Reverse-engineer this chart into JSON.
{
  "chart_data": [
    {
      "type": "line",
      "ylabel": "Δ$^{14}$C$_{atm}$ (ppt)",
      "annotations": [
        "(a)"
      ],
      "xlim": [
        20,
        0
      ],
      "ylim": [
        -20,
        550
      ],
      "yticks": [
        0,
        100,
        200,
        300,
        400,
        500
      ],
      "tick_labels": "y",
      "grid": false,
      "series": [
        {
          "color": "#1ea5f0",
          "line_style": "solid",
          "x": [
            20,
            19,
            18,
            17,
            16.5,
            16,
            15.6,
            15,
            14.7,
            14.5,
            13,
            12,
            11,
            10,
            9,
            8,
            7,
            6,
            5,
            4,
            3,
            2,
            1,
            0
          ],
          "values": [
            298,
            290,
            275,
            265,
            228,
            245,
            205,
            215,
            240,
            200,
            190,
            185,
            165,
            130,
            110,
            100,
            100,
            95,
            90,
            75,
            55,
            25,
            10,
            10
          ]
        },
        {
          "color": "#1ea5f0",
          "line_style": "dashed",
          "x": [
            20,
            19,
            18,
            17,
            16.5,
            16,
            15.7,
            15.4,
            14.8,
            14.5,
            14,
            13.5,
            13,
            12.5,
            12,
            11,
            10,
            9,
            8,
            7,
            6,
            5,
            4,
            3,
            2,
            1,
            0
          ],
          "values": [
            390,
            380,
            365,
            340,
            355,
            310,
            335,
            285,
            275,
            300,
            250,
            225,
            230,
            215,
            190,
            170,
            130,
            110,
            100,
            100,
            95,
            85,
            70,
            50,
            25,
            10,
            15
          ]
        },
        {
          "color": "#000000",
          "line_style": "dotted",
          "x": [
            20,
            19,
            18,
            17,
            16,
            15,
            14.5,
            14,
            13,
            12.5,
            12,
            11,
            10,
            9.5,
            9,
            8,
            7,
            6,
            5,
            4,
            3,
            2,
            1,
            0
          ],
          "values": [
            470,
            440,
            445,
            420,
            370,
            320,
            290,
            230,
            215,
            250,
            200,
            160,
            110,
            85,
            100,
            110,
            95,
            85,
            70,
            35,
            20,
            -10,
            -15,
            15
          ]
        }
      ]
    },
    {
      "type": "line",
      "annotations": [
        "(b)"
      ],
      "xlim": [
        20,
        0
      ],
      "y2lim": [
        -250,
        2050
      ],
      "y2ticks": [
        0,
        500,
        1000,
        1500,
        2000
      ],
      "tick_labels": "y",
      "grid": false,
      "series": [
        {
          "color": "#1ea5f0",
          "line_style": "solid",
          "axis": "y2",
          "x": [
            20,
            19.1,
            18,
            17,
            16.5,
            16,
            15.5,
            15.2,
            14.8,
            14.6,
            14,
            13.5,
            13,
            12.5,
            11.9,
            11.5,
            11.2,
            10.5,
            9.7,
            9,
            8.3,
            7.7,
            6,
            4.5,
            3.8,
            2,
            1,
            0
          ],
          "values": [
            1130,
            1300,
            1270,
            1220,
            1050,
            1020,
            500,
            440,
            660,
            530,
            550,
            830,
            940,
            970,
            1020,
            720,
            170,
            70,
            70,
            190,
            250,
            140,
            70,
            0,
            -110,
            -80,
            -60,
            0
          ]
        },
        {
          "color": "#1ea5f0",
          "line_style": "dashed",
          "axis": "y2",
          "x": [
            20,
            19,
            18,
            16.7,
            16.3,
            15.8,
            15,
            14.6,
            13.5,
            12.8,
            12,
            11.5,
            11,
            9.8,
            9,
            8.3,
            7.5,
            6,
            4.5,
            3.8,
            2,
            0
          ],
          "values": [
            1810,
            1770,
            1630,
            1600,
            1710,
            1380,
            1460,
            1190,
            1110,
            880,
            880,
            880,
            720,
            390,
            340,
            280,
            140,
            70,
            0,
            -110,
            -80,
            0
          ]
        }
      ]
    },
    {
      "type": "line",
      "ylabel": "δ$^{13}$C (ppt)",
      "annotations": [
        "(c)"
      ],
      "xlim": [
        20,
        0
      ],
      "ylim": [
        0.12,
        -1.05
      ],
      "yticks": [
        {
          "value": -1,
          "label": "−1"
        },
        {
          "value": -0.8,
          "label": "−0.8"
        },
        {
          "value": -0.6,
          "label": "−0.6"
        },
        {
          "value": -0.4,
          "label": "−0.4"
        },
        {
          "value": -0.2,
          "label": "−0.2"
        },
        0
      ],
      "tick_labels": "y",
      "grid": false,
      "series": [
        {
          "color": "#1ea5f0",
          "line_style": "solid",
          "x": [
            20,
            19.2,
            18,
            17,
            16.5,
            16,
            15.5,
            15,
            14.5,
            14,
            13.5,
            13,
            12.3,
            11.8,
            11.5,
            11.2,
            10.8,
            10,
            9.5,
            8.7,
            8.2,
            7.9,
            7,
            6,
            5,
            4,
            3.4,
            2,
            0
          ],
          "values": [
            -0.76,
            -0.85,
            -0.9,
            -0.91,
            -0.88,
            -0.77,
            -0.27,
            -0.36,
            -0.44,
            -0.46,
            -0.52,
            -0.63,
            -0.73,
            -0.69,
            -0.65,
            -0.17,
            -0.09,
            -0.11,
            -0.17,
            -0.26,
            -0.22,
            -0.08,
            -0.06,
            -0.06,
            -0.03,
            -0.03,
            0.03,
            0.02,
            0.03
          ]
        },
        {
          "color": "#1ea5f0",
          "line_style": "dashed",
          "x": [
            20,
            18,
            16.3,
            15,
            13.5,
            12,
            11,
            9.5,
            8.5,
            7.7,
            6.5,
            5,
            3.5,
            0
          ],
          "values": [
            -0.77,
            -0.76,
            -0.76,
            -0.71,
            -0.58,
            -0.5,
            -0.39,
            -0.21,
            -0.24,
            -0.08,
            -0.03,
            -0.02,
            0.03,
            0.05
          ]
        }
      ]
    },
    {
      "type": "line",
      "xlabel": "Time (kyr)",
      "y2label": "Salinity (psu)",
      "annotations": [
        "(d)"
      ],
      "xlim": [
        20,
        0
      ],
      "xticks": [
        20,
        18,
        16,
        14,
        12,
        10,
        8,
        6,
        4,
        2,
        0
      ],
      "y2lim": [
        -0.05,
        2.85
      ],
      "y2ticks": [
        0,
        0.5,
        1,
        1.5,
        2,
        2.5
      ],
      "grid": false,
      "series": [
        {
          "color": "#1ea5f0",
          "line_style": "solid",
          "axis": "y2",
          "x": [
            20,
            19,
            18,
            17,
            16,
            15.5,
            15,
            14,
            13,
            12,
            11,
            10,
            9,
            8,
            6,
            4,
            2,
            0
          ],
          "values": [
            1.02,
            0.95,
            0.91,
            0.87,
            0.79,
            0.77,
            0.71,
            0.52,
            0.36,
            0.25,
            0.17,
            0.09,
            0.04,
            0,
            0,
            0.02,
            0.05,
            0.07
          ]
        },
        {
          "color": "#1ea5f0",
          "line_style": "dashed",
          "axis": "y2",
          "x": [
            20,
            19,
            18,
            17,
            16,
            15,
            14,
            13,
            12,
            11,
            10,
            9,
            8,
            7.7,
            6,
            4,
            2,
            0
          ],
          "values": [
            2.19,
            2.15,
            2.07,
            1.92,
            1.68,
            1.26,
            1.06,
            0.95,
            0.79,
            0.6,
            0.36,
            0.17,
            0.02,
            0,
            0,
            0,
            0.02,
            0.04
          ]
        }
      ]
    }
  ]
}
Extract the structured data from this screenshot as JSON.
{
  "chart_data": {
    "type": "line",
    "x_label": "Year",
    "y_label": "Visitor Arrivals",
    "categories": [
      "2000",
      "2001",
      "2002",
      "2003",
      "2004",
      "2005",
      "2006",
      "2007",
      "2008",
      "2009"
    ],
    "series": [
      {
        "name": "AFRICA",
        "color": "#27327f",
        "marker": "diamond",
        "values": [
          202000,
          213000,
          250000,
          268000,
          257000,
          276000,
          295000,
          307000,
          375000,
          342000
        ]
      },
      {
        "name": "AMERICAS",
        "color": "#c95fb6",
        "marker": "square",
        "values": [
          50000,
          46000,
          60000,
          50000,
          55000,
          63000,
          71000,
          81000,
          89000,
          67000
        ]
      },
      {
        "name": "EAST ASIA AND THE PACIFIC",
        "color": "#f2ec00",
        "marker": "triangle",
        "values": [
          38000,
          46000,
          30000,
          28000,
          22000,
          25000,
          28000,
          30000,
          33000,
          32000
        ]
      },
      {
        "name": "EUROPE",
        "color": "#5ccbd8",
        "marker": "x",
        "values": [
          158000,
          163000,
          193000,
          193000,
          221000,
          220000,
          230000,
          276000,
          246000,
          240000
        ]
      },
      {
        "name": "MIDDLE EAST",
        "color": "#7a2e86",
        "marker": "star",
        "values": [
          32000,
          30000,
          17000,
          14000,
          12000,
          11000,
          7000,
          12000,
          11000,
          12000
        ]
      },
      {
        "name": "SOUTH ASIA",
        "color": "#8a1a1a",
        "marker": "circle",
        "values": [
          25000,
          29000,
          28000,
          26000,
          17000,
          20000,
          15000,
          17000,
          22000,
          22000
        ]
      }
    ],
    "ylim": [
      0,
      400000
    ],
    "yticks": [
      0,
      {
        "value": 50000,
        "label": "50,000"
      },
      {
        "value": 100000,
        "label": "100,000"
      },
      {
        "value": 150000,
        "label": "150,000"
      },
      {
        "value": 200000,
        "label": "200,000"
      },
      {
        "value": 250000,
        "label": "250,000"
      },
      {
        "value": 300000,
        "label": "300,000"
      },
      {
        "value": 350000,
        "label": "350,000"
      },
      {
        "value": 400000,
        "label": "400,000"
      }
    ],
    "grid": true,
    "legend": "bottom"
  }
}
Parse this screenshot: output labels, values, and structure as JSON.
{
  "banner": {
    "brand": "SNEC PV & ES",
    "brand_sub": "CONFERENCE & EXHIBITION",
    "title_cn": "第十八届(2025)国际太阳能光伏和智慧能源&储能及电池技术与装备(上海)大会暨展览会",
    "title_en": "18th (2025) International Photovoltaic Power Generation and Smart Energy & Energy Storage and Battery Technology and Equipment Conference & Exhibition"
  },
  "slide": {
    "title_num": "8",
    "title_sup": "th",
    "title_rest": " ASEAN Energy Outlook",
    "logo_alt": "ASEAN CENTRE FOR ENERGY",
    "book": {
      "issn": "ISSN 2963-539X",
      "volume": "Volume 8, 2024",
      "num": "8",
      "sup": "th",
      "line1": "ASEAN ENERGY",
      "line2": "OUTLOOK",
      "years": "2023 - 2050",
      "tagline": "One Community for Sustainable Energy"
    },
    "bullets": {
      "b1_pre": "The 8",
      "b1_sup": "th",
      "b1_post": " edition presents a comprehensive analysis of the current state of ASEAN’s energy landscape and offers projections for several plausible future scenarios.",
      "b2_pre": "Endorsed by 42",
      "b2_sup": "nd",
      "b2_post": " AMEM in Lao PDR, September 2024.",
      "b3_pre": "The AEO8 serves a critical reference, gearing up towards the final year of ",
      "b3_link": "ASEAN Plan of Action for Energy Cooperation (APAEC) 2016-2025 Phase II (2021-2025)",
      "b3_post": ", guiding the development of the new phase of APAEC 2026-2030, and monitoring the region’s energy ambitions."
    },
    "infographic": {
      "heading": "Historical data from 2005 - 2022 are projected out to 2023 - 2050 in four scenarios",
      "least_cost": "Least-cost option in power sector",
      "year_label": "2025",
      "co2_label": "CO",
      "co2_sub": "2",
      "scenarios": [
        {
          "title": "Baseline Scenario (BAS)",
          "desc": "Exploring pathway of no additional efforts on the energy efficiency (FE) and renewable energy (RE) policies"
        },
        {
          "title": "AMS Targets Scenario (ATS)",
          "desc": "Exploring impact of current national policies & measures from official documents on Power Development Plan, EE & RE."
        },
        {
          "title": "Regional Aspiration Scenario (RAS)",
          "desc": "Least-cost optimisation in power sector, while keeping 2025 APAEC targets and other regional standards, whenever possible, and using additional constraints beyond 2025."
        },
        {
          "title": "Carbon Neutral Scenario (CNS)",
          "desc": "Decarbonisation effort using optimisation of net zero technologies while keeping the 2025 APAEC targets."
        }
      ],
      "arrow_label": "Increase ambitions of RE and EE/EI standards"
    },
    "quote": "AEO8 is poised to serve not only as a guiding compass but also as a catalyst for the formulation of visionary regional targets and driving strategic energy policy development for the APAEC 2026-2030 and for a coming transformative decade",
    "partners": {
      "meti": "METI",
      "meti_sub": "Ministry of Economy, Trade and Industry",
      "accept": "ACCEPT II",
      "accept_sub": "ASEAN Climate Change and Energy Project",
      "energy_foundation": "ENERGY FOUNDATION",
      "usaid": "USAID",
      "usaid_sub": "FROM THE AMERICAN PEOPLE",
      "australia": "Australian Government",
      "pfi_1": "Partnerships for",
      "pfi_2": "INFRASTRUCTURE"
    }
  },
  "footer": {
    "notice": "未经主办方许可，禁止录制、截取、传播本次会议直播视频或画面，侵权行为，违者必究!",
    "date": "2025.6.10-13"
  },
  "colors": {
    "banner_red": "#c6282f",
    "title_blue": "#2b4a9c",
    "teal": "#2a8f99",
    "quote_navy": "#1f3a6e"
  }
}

--

Your answer should be a single number: the count of lines in the listing that contain the word "name".

--- WORKED ANSWER ---
6